THE REQUEST » Report how many lines in the records below contain the string "xmlns", matching case exactly. Give only the number.

EXERCISE MATERIAL »
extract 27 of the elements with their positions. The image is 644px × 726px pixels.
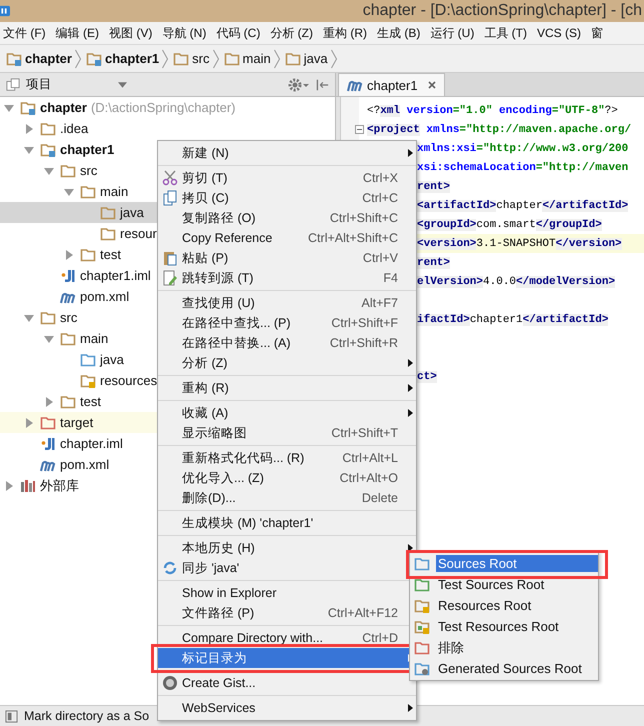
shortcut-label: Ctrl+C [362, 191, 398, 205]
shortcut-label: Ctrl+D [362, 631, 398, 645]
code-line: elVersion>4.0.0</modelVersion> [417, 276, 616, 288]
shortcut-label: Alt+F7 [362, 296, 398, 310]
shortcut-label: Ctrl+Shift+T [331, 426, 398, 440]
shortcut-label: Ctrl+X [362, 171, 398, 185]
shortcut-label: Ctrl+Alt+O [340, 471, 398, 485]
code-line: <project xmlns="http://maven.apache.org/ [367, 124, 632, 136]
shortcut-label: Ctrl+Alt+L [342, 451, 398, 465]
status-message: Mark directory as a So [24, 709, 150, 723]
code-line: <groupId>com.smart</groupId> [417, 218, 602, 230]
code-line: <artifactId>chapter</artifactId> [417, 200, 628, 212]
shortcut-label: Ctrl+V [362, 251, 398, 265]
shortcut-label: Ctrl+Alt+F12 [328, 606, 398, 620]
code-line: <version>3.1-SNAPSHOT</version> [417, 238, 622, 250]
window-title: chapter - [D:\actionSpring\chapter] - [ch [362, 2, 643, 20]
code-line: ifactId>chapter1</artifactId> [417, 314, 608, 326]
shortcut-label: Ctrl+Alt+Shift+C [308, 231, 398, 245]
code-line: xmlns:xsi="http://www.w3.org/200 [417, 142, 628, 154]
shortcut-label: Ctrl+Shift+R [330, 336, 398, 350]
tree-item-path: (D:\actionSpring\chapter) [90, 100, 236, 115]
code-line: xsi:schemaLocation="http://maven [417, 162, 628, 174]
code-line: <?xml version="1.0" encoding="UTF-8"?> [367, 104, 618, 116]
shortcut-label: Delete [362, 491, 398, 505]
shortcut-label: Ctrl+Shift+C [330, 211, 398, 225]
shortcut-label: F4 [383, 271, 398, 285]
shortcut-label: Ctrl+Shift+F [331, 316, 398, 330]
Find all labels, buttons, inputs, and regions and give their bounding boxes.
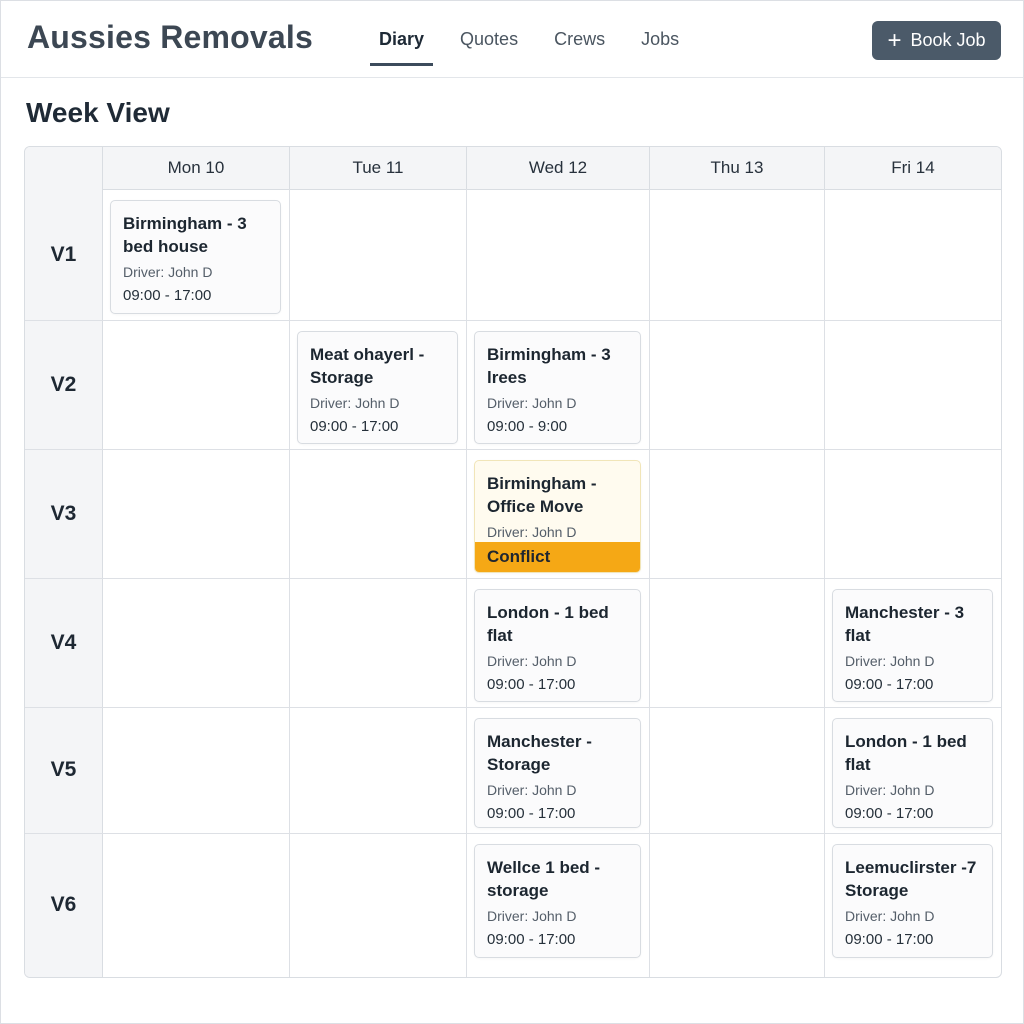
job-card-conflict[interactable]: Birmingham - Office Move Driver: John D Co… <box>474 460 641 573</box>
job-title: London - 1 bed flat <box>845 732 967 774</box>
job-time: 09:00 - 17:00 <box>845 676 934 693</box>
vehicle-label: V3 <box>50 501 77 525</box>
job-card[interactable]: Wellce 1 bed - storage Driver: John D 09:0… <box>474 844 641 958</box>
job-time: 09:00 - 17:00 <box>487 676 576 693</box>
column-divider <box>649 189 650 977</box>
job-card[interactable]: Manchester - 3 flat Driver: John D 09:00 -… <box>832 589 993 702</box>
job-title: Manchester - Storage <box>487 732 592 774</box>
top-header: Aussies Removals Diary Quotes Crews Jobs… <box>1 1 1023 78</box>
day-header-row: Mon 10 Tue 11 Wed 12 Thu 13 Fri 14 <box>25 147 1001 190</box>
row-divider <box>25 707 1001 708</box>
vehicle-label: V6 <box>50 893 77 916</box>
job-card[interactable]: Meat ohayerl - Storage Driver: John D 09:0… <box>297 331 458 444</box>
vehicle-label: V2 <box>50 372 77 396</box>
job-driver: Driver: John D <box>487 395 577 411</box>
vehicle-label: V4 <box>50 630 77 654</box>
page-title: Week View <box>26 97 170 128</box>
row-divider <box>25 320 1001 321</box>
job-time: 09:00 - 17:00 <box>123 287 212 304</box>
app-window: Aussies Removals Diary Quotes Crews Jobs… <box>0 0 1024 1024</box>
row-divider <box>25 449 1001 450</box>
job-card[interactable]: Birmingham - 3 lrees Driver: John D 09:00 … <box>474 331 641 444</box>
row-divider <box>25 578 1001 579</box>
day-header-cell: Fri 14 <box>824 147 1001 189</box>
day-header-cell: Tue 11 <box>289 147 466 189</box>
nav-tab-diary[interactable]: Diary <box>370 1 434 77</box>
day-header-cell: Thu 13 <box>649 147 824 189</box>
main-nav: Diary Quotes Crews Jobs <box>370 1 715 77</box>
job-driver: Driver: John D <box>123 264 213 280</box>
job-driver: Driver: John D <box>487 524 577 540</box>
plus-icon: + <box>887 26 902 54</box>
column-divider <box>466 189 467 977</box>
job-time: 09:00 - 17:00 <box>487 805 576 822</box>
job-driver: Driver: John D <box>845 782 935 798</box>
job-title: Birmingham - Office Move <box>487 474 597 516</box>
app-title: Aussies Removals <box>27 19 314 55</box>
job-driver: Driver: John D <box>845 653 935 669</box>
job-title: Leemuclirster -7 Storage <box>845 858 977 900</box>
job-driver: Driver: John D <box>487 908 577 924</box>
nav-tab-label: Diary <box>379 29 425 49</box>
job-title: Wellce 1 bed - storage <box>487 858 601 900</box>
job-card[interactable]: Birmingham - 3 bed house Driver: John D 09… <box>110 200 281 314</box>
day-header-cell: Mon 10 <box>102 147 289 189</box>
column-divider <box>289 189 290 977</box>
job-card[interactable]: London - 1 bed flat Driver: John D 09:00 -… <box>474 589 641 702</box>
job-card[interactable]: London - 1 bed flat Driver: John D 09:00 -… <box>832 718 993 828</box>
job-driver: Driver: John D <box>487 782 577 798</box>
job-driver: Driver: John D <box>487 653 577 669</box>
job-title: Birmingham - 3 lrees <box>487 345 611 387</box>
nav-tab-crews[interactable]: Crews <box>554 1 605 77</box>
day-header-cell: Wed 12 <box>466 147 649 189</box>
active-tab-indicator <box>370 63 434 66</box>
nav-tab-jobs[interactable]: Jobs <box>641 1 679 77</box>
nav-tab-quotes[interactable]: Quotes <box>460 1 518 77</box>
conflict-badge: Conflict <box>475 542 640 572</box>
job-driver: Driver: John D <box>845 908 935 924</box>
job-title: Birmingham - 3 bed house <box>123 214 247 256</box>
job-time: 09:00 - 9:00 <box>487 418 568 435</box>
job-time: 09:00 - 17:00 <box>310 418 399 435</box>
job-time: 09:00 - 17:00 <box>487 931 576 948</box>
job-time: 09:00 - 17:00 <box>845 931 934 948</box>
job-card[interactable]: Leemuclirster -7 Storage Driver: John D 09… <box>832 844 993 958</box>
job-title: Manchester - 3 flat <box>845 603 965 645</box>
nav-tab-label: Jobs <box>641 29 680 49</box>
job-title: Meat ohayerl - Storage <box>310 345 425 387</box>
job-driver: Driver: John D <box>310 395 400 411</box>
row-divider <box>25 833 1001 834</box>
week-schedule-grid: Mon 10 Tue 11 Wed 12 Thu 13 Fri 14 V1 V2 V3 V4 V… <box>24 146 1002 978</box>
column-divider <box>824 189 825 977</box>
vehicle-label: V5 <box>50 758 77 781</box>
nav-tab-label: Quotes <box>460 29 519 49</box>
nav-tab-label: Crews <box>554 29 606 49</box>
book-job-label: Book Job <box>910 30 986 50</box>
job-card[interactable]: Manchester - Storage Driver: John D 09:00 … <box>474 718 641 828</box>
job-time: 09:00 - 17:00 <box>845 805 934 822</box>
book-job-button[interactable]: + Book Job <box>872 21 1001 60</box>
job-title: London - 1 bed flat <box>487 603 609 645</box>
vehicle-label: V1 <box>50 242 77 266</box>
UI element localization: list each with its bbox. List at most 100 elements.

FULL ANSWER » 2